What you should do:
Copy all the material below, exactly as it stands.

Material to process:
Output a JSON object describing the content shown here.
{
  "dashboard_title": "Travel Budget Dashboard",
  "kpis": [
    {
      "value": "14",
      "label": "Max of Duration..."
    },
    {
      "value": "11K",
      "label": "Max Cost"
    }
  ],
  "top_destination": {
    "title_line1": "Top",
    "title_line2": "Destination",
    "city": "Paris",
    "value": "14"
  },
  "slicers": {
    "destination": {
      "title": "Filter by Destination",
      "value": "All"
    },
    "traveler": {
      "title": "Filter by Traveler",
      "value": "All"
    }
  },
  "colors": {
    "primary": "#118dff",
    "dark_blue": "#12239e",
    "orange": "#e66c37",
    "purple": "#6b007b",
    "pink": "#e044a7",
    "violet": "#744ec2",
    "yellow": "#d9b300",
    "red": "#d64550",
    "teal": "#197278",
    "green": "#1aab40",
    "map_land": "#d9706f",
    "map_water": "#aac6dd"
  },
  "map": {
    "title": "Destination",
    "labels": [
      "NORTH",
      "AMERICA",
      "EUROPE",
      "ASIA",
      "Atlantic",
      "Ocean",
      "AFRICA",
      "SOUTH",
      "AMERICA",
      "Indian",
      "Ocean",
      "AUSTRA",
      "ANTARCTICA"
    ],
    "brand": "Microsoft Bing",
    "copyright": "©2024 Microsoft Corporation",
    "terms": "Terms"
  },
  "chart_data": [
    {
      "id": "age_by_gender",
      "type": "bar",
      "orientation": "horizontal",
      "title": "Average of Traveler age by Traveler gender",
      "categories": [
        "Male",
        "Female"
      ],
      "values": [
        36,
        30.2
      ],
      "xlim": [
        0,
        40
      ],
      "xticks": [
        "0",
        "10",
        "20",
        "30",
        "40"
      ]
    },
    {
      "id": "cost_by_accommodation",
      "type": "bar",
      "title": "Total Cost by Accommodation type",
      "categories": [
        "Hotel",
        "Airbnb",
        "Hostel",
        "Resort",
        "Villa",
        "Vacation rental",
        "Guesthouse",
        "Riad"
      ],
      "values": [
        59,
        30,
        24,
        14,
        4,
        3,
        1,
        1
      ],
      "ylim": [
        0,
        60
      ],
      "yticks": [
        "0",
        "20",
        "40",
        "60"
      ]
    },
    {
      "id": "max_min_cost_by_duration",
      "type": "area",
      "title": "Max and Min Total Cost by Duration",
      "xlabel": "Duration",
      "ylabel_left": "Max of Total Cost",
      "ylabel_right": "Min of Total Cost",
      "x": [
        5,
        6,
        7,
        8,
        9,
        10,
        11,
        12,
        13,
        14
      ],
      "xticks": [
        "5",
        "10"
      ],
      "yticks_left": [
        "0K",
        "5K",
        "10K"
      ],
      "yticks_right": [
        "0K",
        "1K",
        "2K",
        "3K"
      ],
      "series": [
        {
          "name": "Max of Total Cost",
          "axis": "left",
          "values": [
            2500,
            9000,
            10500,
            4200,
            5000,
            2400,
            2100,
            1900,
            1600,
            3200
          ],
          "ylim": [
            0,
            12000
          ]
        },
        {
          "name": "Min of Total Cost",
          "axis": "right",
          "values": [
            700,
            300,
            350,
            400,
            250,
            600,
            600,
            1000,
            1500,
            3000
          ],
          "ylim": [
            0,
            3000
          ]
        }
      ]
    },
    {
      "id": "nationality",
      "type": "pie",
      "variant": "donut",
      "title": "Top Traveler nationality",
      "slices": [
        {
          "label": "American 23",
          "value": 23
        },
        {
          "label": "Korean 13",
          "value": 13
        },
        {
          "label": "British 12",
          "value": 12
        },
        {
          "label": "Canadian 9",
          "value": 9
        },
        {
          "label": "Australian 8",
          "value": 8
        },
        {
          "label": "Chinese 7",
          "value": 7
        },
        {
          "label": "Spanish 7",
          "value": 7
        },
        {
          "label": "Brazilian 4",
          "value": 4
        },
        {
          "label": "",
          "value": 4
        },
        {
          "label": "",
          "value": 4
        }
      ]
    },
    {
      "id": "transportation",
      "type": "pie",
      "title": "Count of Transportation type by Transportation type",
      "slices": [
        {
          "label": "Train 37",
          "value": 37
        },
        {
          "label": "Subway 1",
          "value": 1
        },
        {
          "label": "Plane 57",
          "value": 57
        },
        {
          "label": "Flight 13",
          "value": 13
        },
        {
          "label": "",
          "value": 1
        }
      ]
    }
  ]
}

Written reply:
Output a JSON object describing the content shown here.
{
  "dashboard_title": "Travel Budget Dashboard",
  "kpis": [
    {
      "value": "14",
      "label": "Max of Duration..."
    },
    {
      "value": "11K",
      "label": "Max Cost"
    }
  ],
  "top_destination": {
    "title_line1": "Top",
    "title_line2": "Destination",
    "city": "Paris",
    "value": "14"
  },
  "slicers": {
    "destination": {
      "title": "Filter by Destination",
      "value": "All"
    },
    "traveler": {
      "title": "Filter by Traveler",
      "value": "All"
    }
  },
  "colors": {
    "primary": "#118dff",
    "dark_blue": "#12239e",
    "orange": "#e66c37",
    "purple": "#6b007b",
    "pink": "#e044a7",
    "violet": "#744ec2",
    "yellow": "#d9b300",
    "red": "#d64550",
    "teal": "#197278",
    "green": "#1aab40",
    "map_land": "#d9706f",
    "map_water": "#aac6dd"
  },
  "map": {
    "title": "Destination",
    "labels": [
      "NORTH",
      "AMERICA",
      "EUROPE",
      "ASIA",
      "Atlantic",
      "Ocean",
      "AFRICA",
      "SOUTH",
      "AMERICA",
      "Indian",
      "Ocean",
      "AUSTRA",
      "ANTARCTICA"
    ],
    "brand": "Microsoft Bing",
    "copyright": "©2024 Microsoft Corporation",
    "terms": "Terms"
  },
  "chart_data": [
    {
      "id": "age_by_gender",
      "type": "bar",
      "orientation": "horizontal",
      "title": "Average of Traveler age by Traveler gender",
      "categories": [
        "Male",
        "Female"
      ],
      "values": [
        36,
        30.2
      ],
      "xlim": [
        0,
        40
      ],
      "xticks": [
        "0",
        "10",
        "20",
        "30",
        "40"
      ]
    },
    {
      "id": "cost_by_accommodation",
      "type": "bar",
      "title": "Total Cost by Accommodation type",
      "categories": [
        "Hotel",
        "Airbnb",
        "Hostel",
        "Resort",
        "Villa",
        "Vacation rental",
        "Guesthouse",
        "Riad"
      ],
      "values": [
        59,
        30,
        24,
        14,
        4,
        3,
        1,
        1
      ],
      "ylim": [
        0,
        60
      ],
      "yticks": [
        "0",
        "20",
        "40",
        "60"
      ]
    },
    {
      "id": "max_min_cost_by_duration",
      "type": "area",
      "title": "Max and Min Total Cost by Duration",
      "xlabel": "Duration",
      "ylabel_left": "Max of Total Cost",
      "ylabel_right": "Min of Total Cost",
      "x": [
        5,
        6,
        7,
        8,
        9,
        10,
        11,
        12,
        13,
        14
      ],
      "xticks": [
        "5",
        "10"
      ],
      "yticks_left": [
        "0K",
        "5K",
        "10K"
      ],
      "yticks_right": [
        "0K",
        "1K",
        "2K",
        "3K"
      ],
      "series": [
        {
          "name": "Max of Total Cost",
          "axis": "left",
          "values": [
            2500,
            9000,
            10500,
            4200,
            5000,
            2400,
            2100,
            1900,
            1600,
            3200
          ],
          "ylim": [
            0,
            12000
          ]
        },
        {
          "name": "Min of Total Cost",
          "axis": "right",
          "values": [
            700,
            300,
            350,
            400,
            250,
            600,
            600,
            1000,
            1500,
            3000
          ],
          "ylim": [
            0,
            3000
          ]
        }
      ]
    },
    {
      "id": "nationality",
      "type": "pie",
      "variant": "donut",
      "title": "Top Traveler nationality",
      "slices": [
        {
          "label": "American 23",
          "value": 23
        },
        {
          "label": "Korean 13",
          "value": 13
        },
        {
          "label": "British 12",
          "value": 12
        },
        {
          "label": "Canadian 9",
          "value": 9
        },
        {
          "label": "Australian 8",
          "value": 8
        },
        {
          "label": "Chinese 7",
          "value": 7
        },
        {
          "label": "Spanish 7",
          "value": 7
        },
        {
          "label": "Brazilian 4",
          "value": 4
        },
        {
          "label": "",
          "value": 4
        },
        {
          "label": "",
          "value": 4
        }
      ]
    },
    {
      "id": "transportation",
      "type": "pie",
      "title": "Count of Transportation type by Transportation type",
      "slices": [
        {
          "label": "Train 37",
          "value": 37
        },
        {
          "label": "Subway 1",
          "value": 1
        },
        {
          "label": "Plane 57",
          "value": 57
        },
        {
          "label": "Flight 13",
          "value": 13
        },
        {
          "label": "",
          "value": 1
        }
      ]
    }
  ]
}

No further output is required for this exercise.